_ITEMS_

'''

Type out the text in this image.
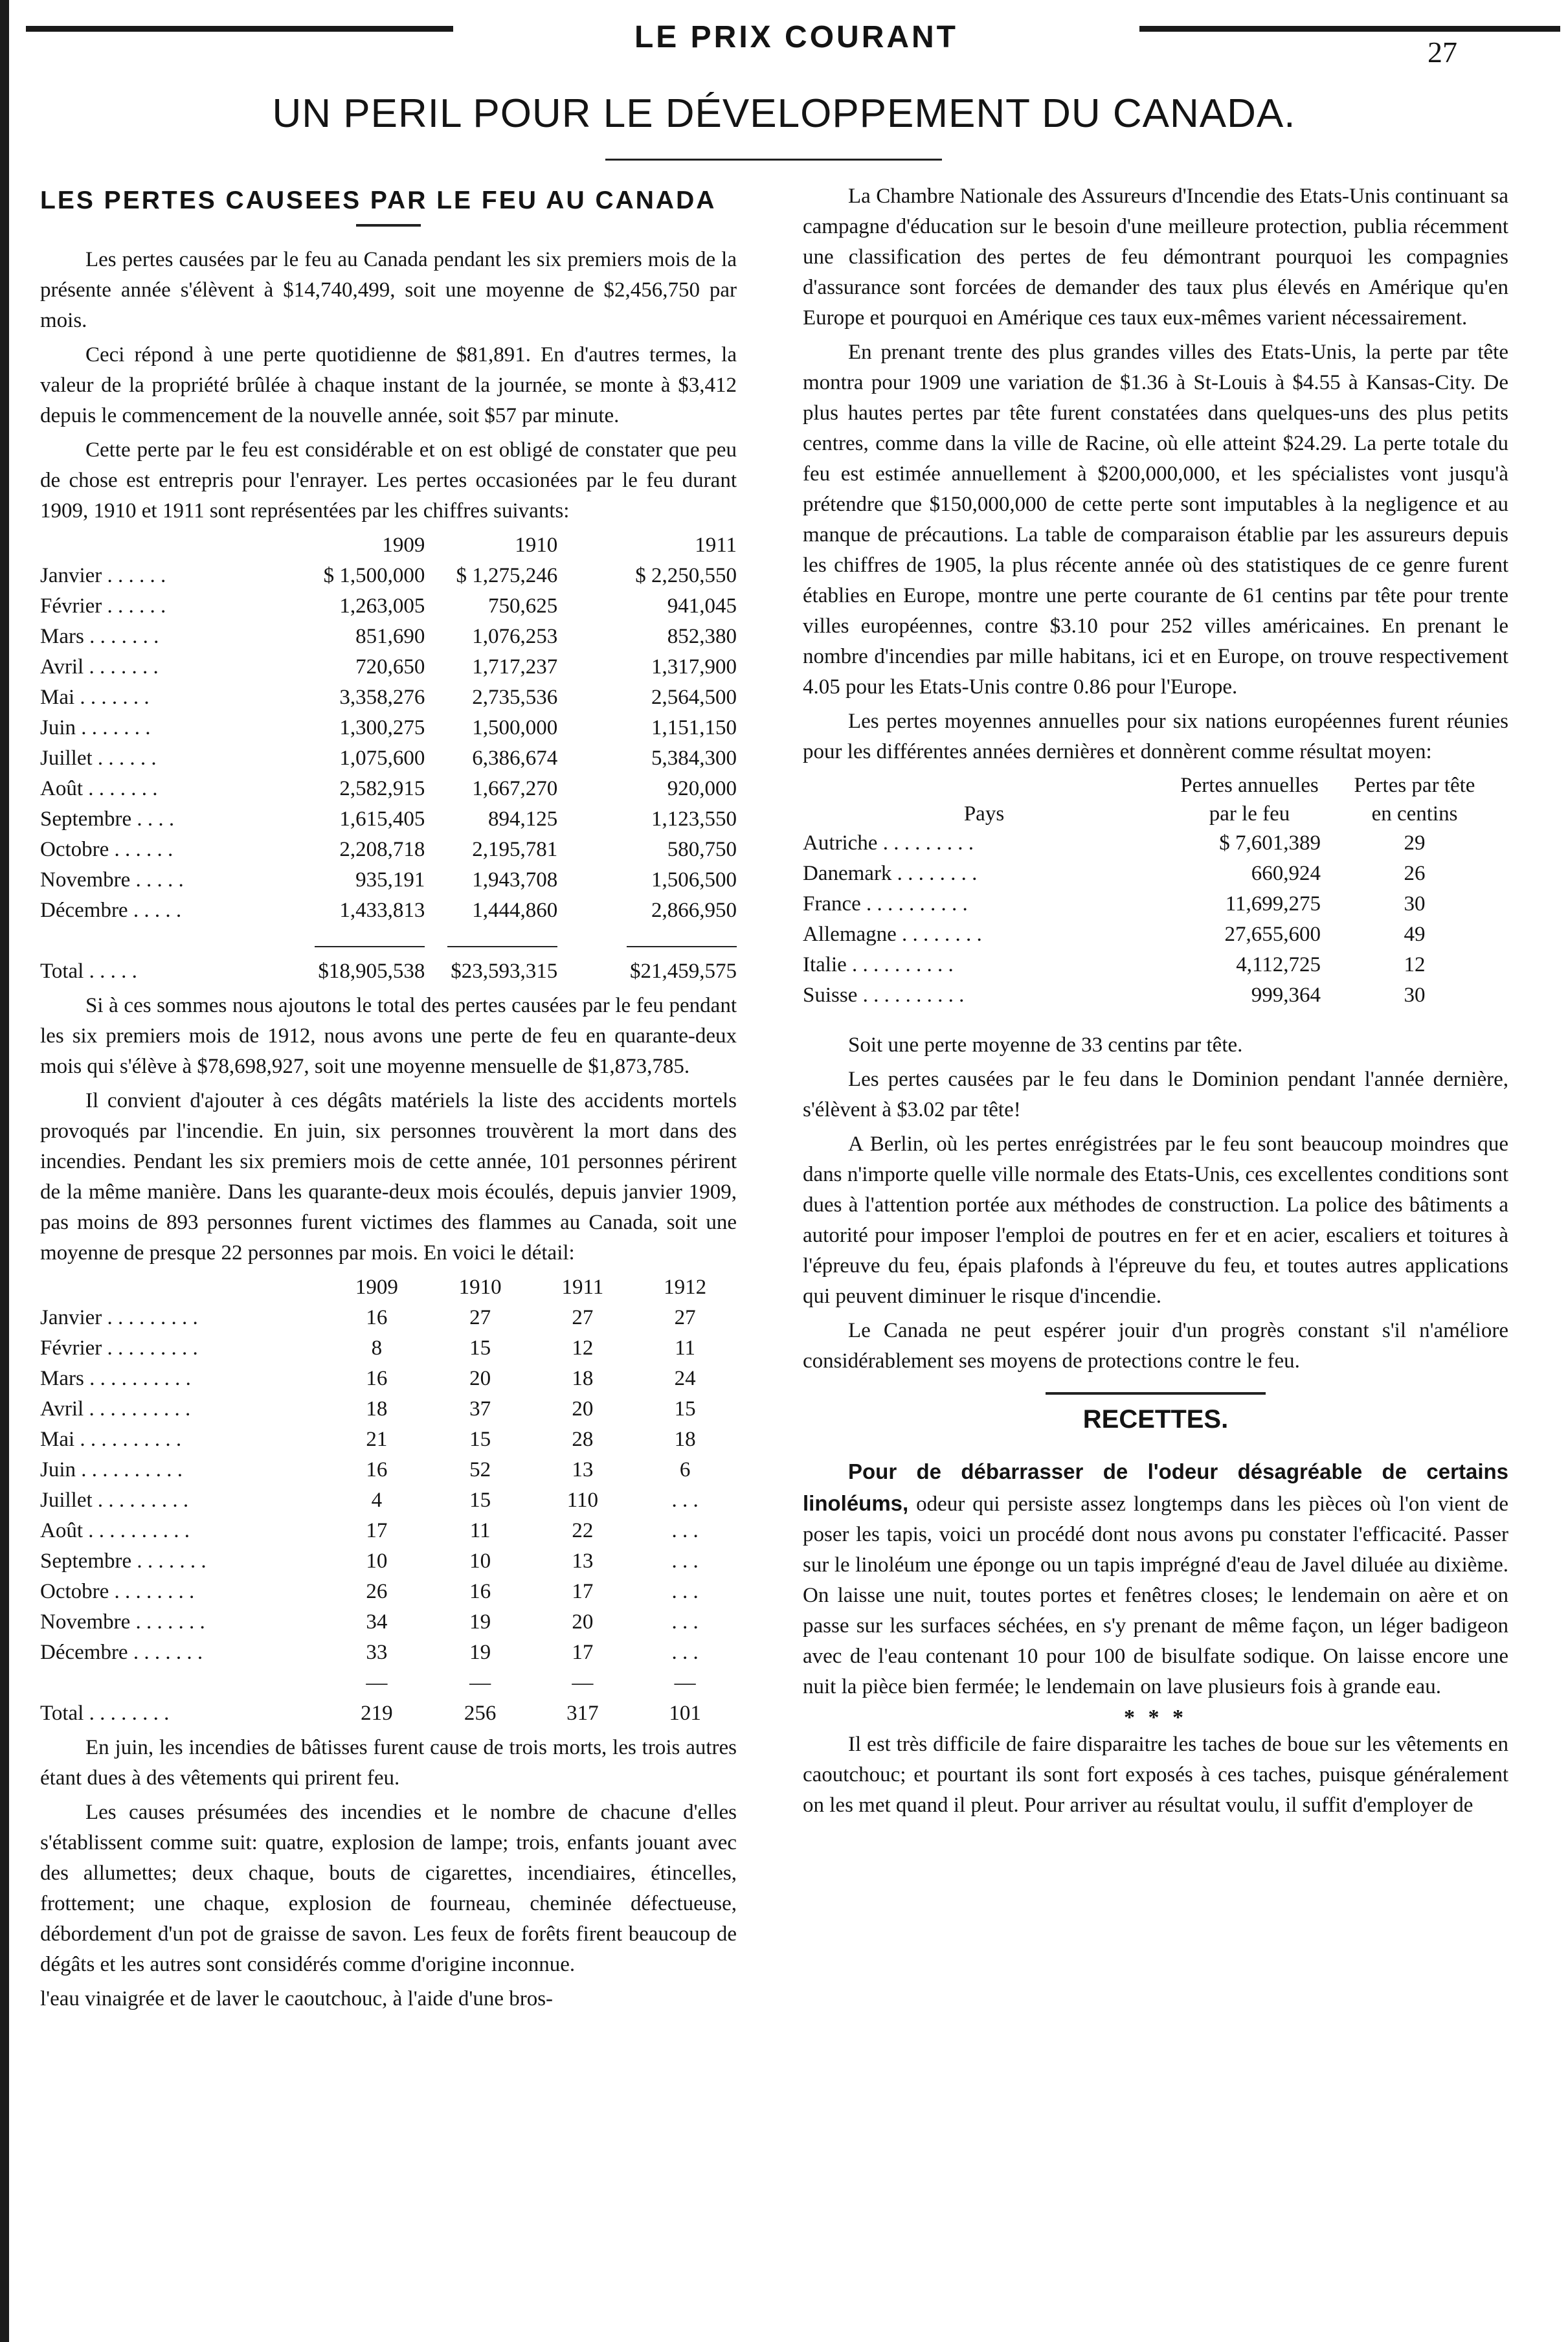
LE PRIX COURANT	27
UN PERIL POUR LE DÉVELOPPEMENT DU CANADA.
LES PERTES CAUSEES PAR LE FEU AU CANADA

Les pertes causées par le feu au Canada pendant les six premiers mois de la présente année s'élèvent à $14,740,499, soit une moyenne de $2,456,750 par mois.

Ceci répond à une perte quotidienne de $81,891. En d'autres termes, la valeur de la propriété brûlée à chaque instant de la journée, se monte à $3,412 depuis le commencement de la nouvelle année, soit $57 par minute.

Cette perte par le feu est considérable et on est obligé de constater que peu de chose est entrepris pour l'enrayer. Les pertes occasionées par le feu durant 1909, 1910 et 1911 sont représentées par les chiffres suivants:

	1909	1910	1911
Janvier . . . . . .	$ 1,500,000	$ 1,275,246	$ 2,250,550
Février . . . . . .	1,263,005	750,625	941,045
Mars . . . . . . .	851,690	1,076,253	852,380
Avril . . . . . . .	720,650	1,717,237	1,317,900
Mai . . . . . . .	3,358,276	2,735,536	2,564,500
Juin . . . . . . .	1,300,275	1,500,000	1,151,150
Juillet . . . . . .	1,075,600	6,386,674	5,384,300
Août . . . . . . .	2,582,915	1,667,270	920,000
Septembre . . . .	1,615,405	894,125	1,123,550
Octobre . . . . . .	2,208,718	2,195,781	580,750
Novembre . . . . .	935,191	1,943,708	1,506,500
Décembre . . . . .	1,433,813	1,444,860	2,866,950

Total . . . . .	$18,905,538	$23,593,315	$21,459,575

Si à ces sommes nous ajoutons le total des pertes causées par le feu pendant les six premiers mois de 1912, nous avons une perte de feu en quarante-deux mois qui s'élève à $78,698,927, soit une moyenne mensuelle de $1,873,785.

Il convient d'ajouter à ces dégâts matériels la liste des accidents mortels provoqués par l'incendie. En juin, six personnes trouvèrent la mort dans des incendies. Pendant les six premiers mois de cette année, 101 personnes périrent de la même manière. Dans les quarante-deux mois écoulés, depuis janvier 1909, pas moins de 893 personnes furent victimes des flammes au Canada, soit une moyenne de presque 22 personnes par mois. En voici le détail:

	1909	1910	1911	1912
Janvier . . . . . . . . .	16	27	27	27
Février . . . . . . . . .	8	15	12	11
Mars . . . . . . . . . .	16	20	18	24
Avril . . . . . . . . . .	18	37	20	15
Mai . . . . . . . . . .	21	15	28	18
Juin . . . . . . . . . .	16	52	13	6
Juillet . . . . . . . . .	4	15	110	. . .
Août . . . . . . . . . .	17	11	22	. . .
Septembre . . . . . . .	10	10	13	. . .
Octobre . . . . . . . .	26	16	17	. . .
Novembre . . . . . . .	34	19	20	. . .
Décembre . . . . . . .	33	19	17	. . .
	—	—	—	—
Total . . . . . . . .	219	256	317	101

En juin, les incendies de bâtisses furent cause de trois morts, les trois autres étant dues à des vêtements qui prirent feu.

Les causes présumées des incendies et le nombre de chacune d'elles s'établissent comme suit: quatre, explosion de lampe; trois, enfants jouant avec des allumettes; deux chaque, bouts de cigarettes, incendiaires, étincelles, frottement; une chaque, explosion de fourneau, cheminée défectueuse, débordement d'un pot de graisse de savon. Les feux de forêts firent beaucoup de dégâts et les autres sont considérés comme d'origine inconnue.

l'eau vinaigrée et de laver le caoutchouc, à l'aide d'une bros-

La Chambre Nationale des Assureurs d'Incendie des Etats-Unis continuant sa campagne d'éducation sur le besoin d'une meilleure protection, publia récemment une classification des pertes de feu démontrant pourquoi les compagnies d'assurance sont forcées de demander des taux plus élevés en Amérique qu'en Europe et pourquoi en Amérique ces taux eux-mêmes varient nécessairement.

En prenant trente des plus grandes villes des Etats-Unis, la perte par tête montra pour 1909 une variation de $1.36 à St-Louis à $4.55 à Kansas-City. De plus hautes pertes par tête furent constatées dans quelques-uns des plus petits centres, comme dans la ville de Racine, où elle atteint $24.29. La perte totale du feu est estimée annuellement à $200,000,000, et les spécialistes vont jusqu'à prétendre que $150,000,000 de cette perte sont imputables à la negligence et au manque de précautions. La table de comparaison établie par les assureurs depuis les chiffres de 1905, la plus récente année où des statistiques de ce genre furent établies en Europe, montre une perte courante de 61 centins par tête pour trente villes européennes, contre $3.10 pour 252 villes américaines. En prenant le nombre d'incendies par mille habitans, ici et en Europe, on trouve respectivement 4.05 pour les Etats-Unis contre 0.86 pour l'Europe.

Les pertes moyennes annuelles pour six nations européennes furent réunies pour les différentes années dernières et donnèrent comme résultat moyen:

	Pertes annuelles	Pertes par tête
Pays	par le feu	en centins
Autriche . . . . . . . . .	$ 7,601,389	29
Danemark . . . . . . . .	660,924	26
France . . . . . . . . . .	11,699,275	30
Allemagne . . . . . . . .	27,655,600	49
Italie . . . . . . . . . .	4,112,725	12
Suisse . . . . . . . . . .	999,364	30

Soit une perte moyenne de 33 centins par tête.

Les pertes causées par le feu dans le Dominion pendant l'année dernière, s'élèvent à $3.02 par tête!

A Berlin, où les pertes enrégistrées par le feu sont beaucoup moindres que dans n'importe quelle ville normale des Etats-Unis, ces excellentes conditions sont dues à l'attention portée aux méthodes de construction. La police des bâtiments a autorité pour imposer l'emploi de poutres en fer et en acier, escaliers et toitures à l'épreuve du feu, épais plafonds à l'épreuve du feu, et toutes autres applications qui peuvent diminuer le risque d'incendie.

Le Canada ne peut espérer jouir d'un progrès constant s'il n'améliore considérablement ses moyens de protections contre le feu.

RECETTES.

Pour de débarrasser de l'odeur désagréable de certains linoléums, odeur qui persiste assez longtemps dans les pièces où l'on vient de poser les tapis, voici un procédé dont nous avons pu constater l'efficacité. Passer sur le linoléum une éponge ou un tapis imprégné d'eau de Javel diluée au dixième. On laisse une nuit, toutes portes et fenêtres closes; le lendemain on aère et on passe sur les surfaces séchées, en s'y prenant de même façon, un léger badigeon avec de l'eau contenant 10 pour 100 de bisulfate sodique. On laisse encore une nuit la pièce bien fermée; le lendemain on lave plusieurs fois à grande eau.

* * *

Il est très difficile de faire disparaitre les taches de boue sur les vêtements en caoutchouc; et pourtant ils sont fort exposés à ces taches, puisque généralement on les met quand il pleut. Pour arriver au résultat voulu, il suffit d'employer de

'''

_REQUIRED WORK_
Quote all the lines above exactly as given. Do not include the pictures.

_THE RESULT_
Type out the text in this image.
LE PRIX COURANT	27
UN PERIL POUR LE DÉVELOPPEMENT DU CANADA.
LES PERTES CAUSEES PAR LE FEU AU CANADA

Les pertes causées par le feu au Canada pendant les six premiers mois de la présente année s'élèvent à $14,740,499, soit une moyenne de $2,456,750 par mois.

Ceci répond à une perte quotidienne de $81,891. En d'autres termes, la valeur de la propriété brûlée à chaque instant de la journée, se monte à $3,412 depuis le commencement de la nouvelle année, soit $57 par minute.

Cette perte par le feu est considérable et on est obligé de constater que peu de chose est entrepris pour l'enrayer. Les pertes occasionées par le feu durant 1909, 1910 et 1911 sont représentées par les chiffres suivants:

	1909	1910	1911
Janvier . . . . . .	$ 1,500,000	$ 1,275,246	$ 2,250,550
Février . . . . . .	1,263,005	750,625	941,045
Mars . . . . . . .	851,690	1,076,253	852,380
Avril . . . . . . .	720,650	1,717,237	1,317,900
Mai . . . . . . .	3,358,276	2,735,536	2,564,500
Juin . . . . . . .	1,300,275	1,500,000	1,151,150
Juillet . . . . . .	1,075,600	6,386,674	5,384,300
Août . . . . . . .	2,582,915	1,667,270	920,000
Septembre . . . .	1,615,405	894,125	1,123,550
Octobre . . . . . .	2,208,718	2,195,781	580,750
Novembre . . . . .	935,191	1,943,708	1,506,500
Décembre . . . . .	1,433,813	1,444,860	2,866,950

Total . . . . .	$18,905,538	$23,593,315	$21,459,575

Si à ces sommes nous ajoutons le total des pertes causées par le feu pendant les six premiers mois de 1912, nous avons une perte de feu en quarante-deux mois qui s'élève à $78,698,927, soit une moyenne mensuelle de $1,873,785.

Il convient d'ajouter à ces dégâts matériels la liste des accidents mortels provoqués par l'incendie. En juin, six personnes trouvèrent la mort dans des incendies. Pendant les six premiers mois de cette année, 101 personnes périrent de la même manière. Dans les quarante-deux mois écoulés, depuis janvier 1909, pas moins de 893 personnes furent victimes des flammes au Canada, soit une moyenne de presque 22 personnes par mois. En voici le détail:

	1909	1910	1911	1912
Janvier . . . . . . . . .	16	27	27	27
Février . . . . . . . . .	8	15	12	11
Mars . . . . . . . . . .	16	20	18	24
Avril . . . . . . . . . .	18	37	20	15
Mai . . . . . . . . . .	21	15	28	18
Juin . . . . . . . . . .	16	52	13	6
Juillet . . . . . . . . .	4	15	110	. . .
Août . . . . . . . . . .	17	11	22	. . .
Septembre . . . . . . .	10	10	13	. . .
Octobre . . . . . . . .	26	16	17	. . .
Novembre . . . . . . .	34	19	20	. . .
Décembre . . . . . . .	33	19	17	. . .
	—	—	—	—
Total . . . . . . . .	219	256	317	101

En juin, les incendies de bâtisses furent cause de trois morts, les trois autres étant dues à des vêtements qui prirent feu.

Les causes présumées des incendies et le nombre de chacune d'elles s'établissent comme suit: quatre, explosion de lampe; trois, enfants jouant avec des allumettes; deux chaque, bouts de cigarettes, incendiaires, étincelles, frottement; une chaque, explosion de fourneau, cheminée défectueuse, débordement d'un pot de graisse de savon. Les feux de forêts firent beaucoup de dégâts et les autres sont considérés comme d'origine inconnue.

l'eau vinaigrée et de laver le caoutchouc, à l'aide d'une bros-

La Chambre Nationale des Assureurs d'Incendie des Etats-Unis continuant sa campagne d'éducation sur le besoin d'une meilleure protection, publia récemment une classification des pertes de feu démontrant pourquoi les compagnies d'assurance sont forcées de demander des taux plus élevés en Amérique qu'en Europe et pourquoi en Amérique ces taux eux-mêmes varient nécessairement.

En prenant trente des plus grandes villes des Etats-Unis, la perte par tête montra pour 1909 une variation de $1.36 à St-Louis à $4.55 à Kansas-City. De plus hautes pertes par tête furent constatées dans quelques-uns des plus petits centres, comme dans la ville de Racine, où elle atteint $24.29. La perte totale du feu est estimée annuellement à $200,000,000, et les spécialistes vont jusqu'à prétendre que $150,000,000 de cette perte sont imputables à la negligence et au manque de précautions. La table de comparaison établie par les assureurs depuis les chiffres de 1905, la plus récente année où des statistiques de ce genre furent établies en Europe, montre une perte courante de 61 centins par tête pour trente villes européennes, contre $3.10 pour 252 villes américaines. En prenant le nombre d'incendies par mille habitans, ici et en Europe, on trouve respectivement 4.05 pour les Etats-Unis contre 0.86 pour l'Europe.

Les pertes moyennes annuelles pour six nations européennes furent réunies pour les différentes années dernières et donnèrent comme résultat moyen:

	Pertes annuelles	Pertes par tête
Pays	par le feu	en centins
Autriche . . . . . . . . .	$ 7,601,389	29
Danemark . . . . . . . .	660,924	26
France . . . . . . . . . .	11,699,275	30
Allemagne . . . . . . . .	27,655,600	49
Italie . . . . . . . . . .	4,112,725	12
Suisse . . . . . . . . . .	999,364	30

Soit une perte moyenne de 33 centins par tête.

Les pertes causées par le feu dans le Dominion pendant l'année dernière, s'élèvent à $3.02 par tête!

A Berlin, où les pertes enrégistrées par le feu sont beaucoup moindres que dans n'importe quelle ville normale des Etats-Unis, ces excellentes conditions sont dues à l'attention portée aux méthodes de construction. La police des bâtiments a autorité pour imposer l'emploi de poutres en fer et en acier, escaliers et toitures à l'épreuve du feu, épais plafonds à l'épreuve du feu, et toutes autres applications qui peuvent diminuer le risque d'incendie.

Le Canada ne peut espérer jouir d'un progrès constant s'il n'améliore considérablement ses moyens de protections contre le feu.

RECETTES.

Pour de débarrasser de l'odeur désagréable de certains linoléums, odeur qui persiste assez longtemps dans les pièces où l'on vient de poser les tapis, voici un procédé dont nous avons pu constater l'efficacité. Passer sur le linoléum une éponge ou un tapis imprégné d'eau de Javel diluée au dixième. On laisse une nuit, toutes portes et fenêtres closes; le lendemain on aère et on passe sur les surfaces séchées, en s'y prenant de même façon, un léger badigeon avec de l'eau contenant 10 pour 100 de bisulfate sodique. On laisse encore une nuit la pièce bien fermée; le lendemain on lave plusieurs fois à grande eau.

* * *

Il est très difficile de faire disparaitre les taches de boue sur les vêtements en caoutchouc; et pourtant ils sont fort exposés à ces taches, puisque généralement on les met quand il pleut. Pour arriver au résultat voulu, il suffit d'employer de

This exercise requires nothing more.